* **EXERCISE PROMPT**
Omit any picture, and return the remaining data exactly as written.

** begin INPUT FOR THIS TASK **

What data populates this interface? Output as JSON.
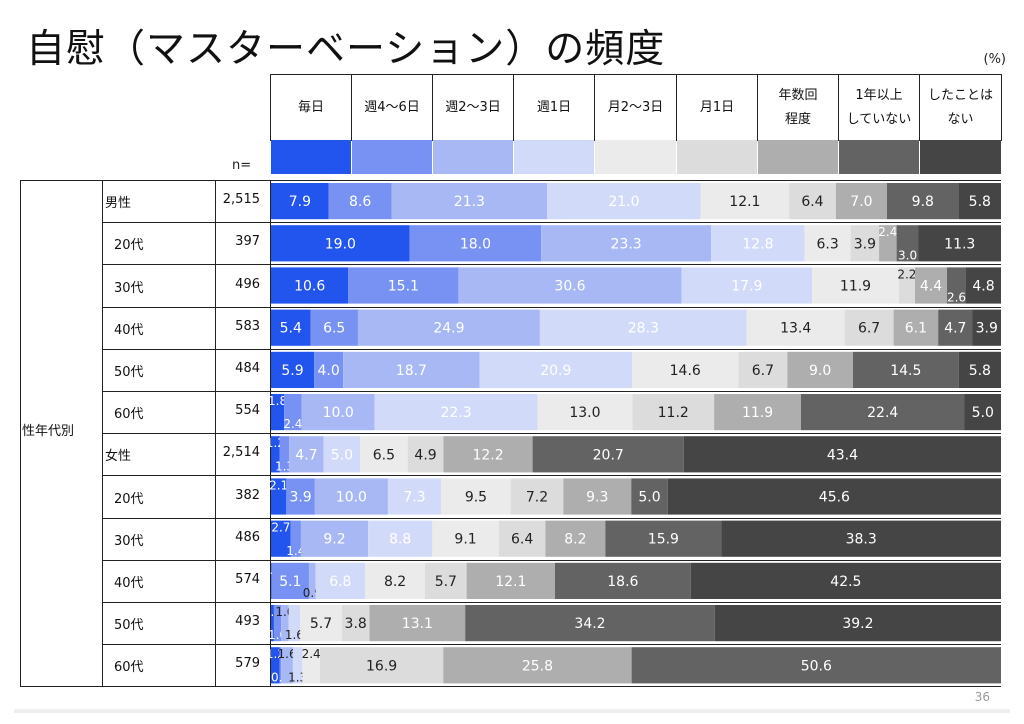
{
  "page": {
    "title": "自慰（マスターベーション）の頻度",
    "unit": "(%)",
    "n_label": "n=",
    "group_label": "性年代別",
    "page_number": "36"
  },
  "chart_data": {
    "type": "bar",
    "orientation": "horizontal",
    "stacked": "percent",
    "title": "自慰（マスターベーション）の頻度",
    "xlim": [
      0,
      100
    ],
    "series": [
      {
        "name": "毎日",
        "color": "#2255EE",
        "values": [
          7.9,
          19.0,
          10.6,
          5.4,
          5.9,
          1.8,
          1.2,
          2.1,
          2.7,
          0.1,
          0.4,
          1.2
        ]
      },
      {
        "name": "週4～6日",
        "color": "#7792F2",
        "values": [
          8.6,
          18.0,
          15.1,
          6.5,
          4.0,
          2.4,
          1.3,
          3.9,
          1.4,
          5.1,
          1.0,
          0.2
        ]
      },
      {
        "name": "週2～3日",
        "color": "#A7B8F5",
        "values": [
          21.3,
          23.3,
          30.6,
          24.9,
          18.7,
          10.0,
          4.7,
          10.0,
          9.2,
          0.9,
          1.0,
          1.6
        ]
      },
      {
        "name": "週1日",
        "color": "#D2DAFA",
        "values": [
          21.0,
          12.8,
          17.9,
          28.3,
          20.9,
          22.3,
          5.0,
          7.3,
          8.8,
          6.8,
          1.6,
          1.3
        ]
      },
      {
        "name": "月2～3日",
        "color": "#EBEBEB",
        "values": [
          12.1,
          6.3,
          11.9,
          13.4,
          14.6,
          13.0,
          6.5,
          9.5,
          9.1,
          8.2,
          5.7,
          2.4
        ]
      },
      {
        "name": "月1日",
        "color": "#DCDCDC",
        "values": [
          6.4,
          3.9,
          2.2,
          6.7,
          6.7,
          11.2,
          4.9,
          7.2,
          6.4,
          5.7,
          3.8,
          16.9
        ]
      },
      {
        "name": "年数回\n程度",
        "color": "#AEAEAE",
        "values": [
          7.0,
          2.4,
          4.4,
          6.1,
          9.0,
          11.9,
          12.2,
          9.3,
          8.2,
          12.1,
          13.1,
          25.8
        ]
      },
      {
        "name": "1年以上\nしていない",
        "color": "#636363",
        "values": [
          9.8,
          3.0,
          2.6,
          4.7,
          14.5,
          22.4,
          20.7,
          5.0,
          15.9,
          18.6,
          34.2,
          50.6
        ]
      },
      {
        "name": "したことは\nない",
        "color": "#454545",
        "values": [
          5.8,
          11.3,
          4.8,
          3.9,
          5.8,
          5.0,
          43.4,
          45.6,
          38.3,
          42.5,
          39.2,
          0.0
        ]
      }
    ],
    "rows": [
      {
        "label": "男性",
        "n": "2,515",
        "level": "gender"
      },
      {
        "label": "20代",
        "n": "397",
        "level": "age"
      },
      {
        "label": "30代",
        "n": "496",
        "level": "age"
      },
      {
        "label": "40代",
        "n": "583",
        "level": "age"
      },
      {
        "label": "50代",
        "n": "484",
        "level": "age"
      },
      {
        "label": "60代",
        "n": "554",
        "level": "age"
      },
      {
        "label": "女性",
        "n": "2,514",
        "level": "gender"
      },
      {
        "label": "20代",
        "n": "382",
        "level": "age"
      },
      {
        "label": "30代",
        "n": "486",
        "level": "age"
      },
      {
        "label": "40代",
        "n": "574",
        "level": "age"
      },
      {
        "label": "50代",
        "n": "493",
        "level": "age"
      },
      {
        "label": "60代",
        "n": "579",
        "level": "age"
      }
    ]
  }
}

** end INPUT FOR THIS TASK **

* **SOLUTION TO THE EXERCISE**
What data populates this interface? Output as JSON.
{
  "page": {
    "title": "自慰（マスターベーション）の頻度",
    "unit": "(%)",
    "n_label": "n=",
    "group_label": "性年代別",
    "page_number": "36"
  },
  "chart_data": {
    "type": "bar",
    "orientation": "horizontal",
    "stacked": "percent",
    "title": "自慰（マスターベーション）の頻度",
    "xlim": [
      0,
      100
    ],
    "series": [
      {
        "name": "毎日",
        "color": "#2255EE",
        "values": [
          7.9,
          19.0,
          10.6,
          5.4,
          5.9,
          1.8,
          1.2,
          2.1,
          2.7,
          0.1,
          0.4,
          1.2
        ]
      },
      {
        "name": "週4～6日",
        "color": "#7792F2",
        "values": [
          8.6,
          18.0,
          15.1,
          6.5,
          4.0,
          2.4,
          1.3,
          3.9,
          1.4,
          5.1,
          1.0,
          0.2
        ]
      },
      {
        "name": "週2～3日",
        "color": "#A7B8F5",
        "values": [
          21.3,
          23.3,
          30.6,
          24.9,
          18.7,
          10.0,
          4.7,
          10.0,
          9.2,
          0.9,
          1.0,
          1.6
        ]
      },
      {
        "name": "週1日",
        "color": "#D2DAFA",
        "values": [
          21.0,
          12.8,
          17.9,
          28.3,
          20.9,
          22.3,
          5.0,
          7.3,
          8.8,
          6.8,
          1.6,
          1.3
        ]
      },
      {
        "name": "月2～3日",
        "color": "#EBEBEB",
        "values": [
          12.1,
          6.3,
          11.9,
          13.4,
          14.6,
          13.0,
          6.5,
          9.5,
          9.1,
          8.2,
          5.7,
          2.4
        ]
      },
      {
        "name": "月1日",
        "color": "#DCDCDC",
        "values": [
          6.4,
          3.9,
          2.2,
          6.7,
          6.7,
          11.2,
          4.9,
          7.2,
          6.4,
          5.7,
          3.8,
          16.9
        ]
      },
      {
        "name": "年数回\n程度",
        "color": "#AEAEAE",
        "values": [
          7.0,
          2.4,
          4.4,
          6.1,
          9.0,
          11.9,
          12.2,
          9.3,
          8.2,
          12.1,
          13.1,
          25.8
        ]
      },
      {
        "name": "1年以上\nしていない",
        "color": "#636363",
        "values": [
          9.8,
          3.0,
          2.6,
          4.7,
          14.5,
          22.4,
          20.7,
          5.0,
          15.9,
          18.6,
          34.2,
          50.6
        ]
      },
      {
        "name": "したことは\nない",
        "color": "#454545",
        "values": [
          5.8,
          11.3,
          4.8,
          3.9,
          5.8,
          5.0,
          43.4,
          45.6,
          38.3,
          42.5,
          39.2,
          0.0
        ]
      }
    ],
    "rows": [
      {
        "label": "男性",
        "n": "2,515",
        "level": "gender"
      },
      {
        "label": "20代",
        "n": "397",
        "level": "age"
      },
      {
        "label": "30代",
        "n": "496",
        "level": "age"
      },
      {
        "label": "40代",
        "n": "583",
        "level": "age"
      },
      {
        "label": "50代",
        "n": "484",
        "level": "age"
      },
      {
        "label": "60代",
        "n": "554",
        "level": "age"
      },
      {
        "label": "女性",
        "n": "2,514",
        "level": "gender"
      },
      {
        "label": "20代",
        "n": "382",
        "level": "age"
      },
      {
        "label": "30代",
        "n": "486",
        "level": "age"
      },
      {
        "label": "40代",
        "n": "574",
        "level": "age"
      },
      {
        "label": "50代",
        "n": "493",
        "level": "age"
      },
      {
        "label": "60代",
        "n": "579",
        "level": "age"
      }
    ]
  }
}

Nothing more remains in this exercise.